** begin **

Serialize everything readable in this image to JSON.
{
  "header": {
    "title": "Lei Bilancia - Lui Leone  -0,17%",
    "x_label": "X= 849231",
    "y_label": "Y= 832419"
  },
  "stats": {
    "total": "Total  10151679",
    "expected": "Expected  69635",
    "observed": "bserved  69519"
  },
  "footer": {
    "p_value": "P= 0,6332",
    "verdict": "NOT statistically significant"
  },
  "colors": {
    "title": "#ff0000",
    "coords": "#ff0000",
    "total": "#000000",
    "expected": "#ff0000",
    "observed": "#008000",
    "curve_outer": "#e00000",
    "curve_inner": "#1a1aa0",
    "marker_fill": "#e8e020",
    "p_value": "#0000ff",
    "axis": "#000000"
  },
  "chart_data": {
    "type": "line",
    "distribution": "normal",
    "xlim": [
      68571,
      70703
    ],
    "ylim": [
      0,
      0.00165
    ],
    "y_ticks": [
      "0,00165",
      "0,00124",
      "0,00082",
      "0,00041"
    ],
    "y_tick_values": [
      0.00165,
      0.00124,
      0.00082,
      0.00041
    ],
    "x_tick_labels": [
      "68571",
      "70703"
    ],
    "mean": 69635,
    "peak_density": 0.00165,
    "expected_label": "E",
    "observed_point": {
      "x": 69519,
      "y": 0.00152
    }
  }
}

** end **

▶ **Work instructions**:
Find all lines holding the string "title" and copy them.

▶ **Written solution**:
    "title": "Lei Bilancia - Lui Leone  -0,17%",
    "title": "#ff0000",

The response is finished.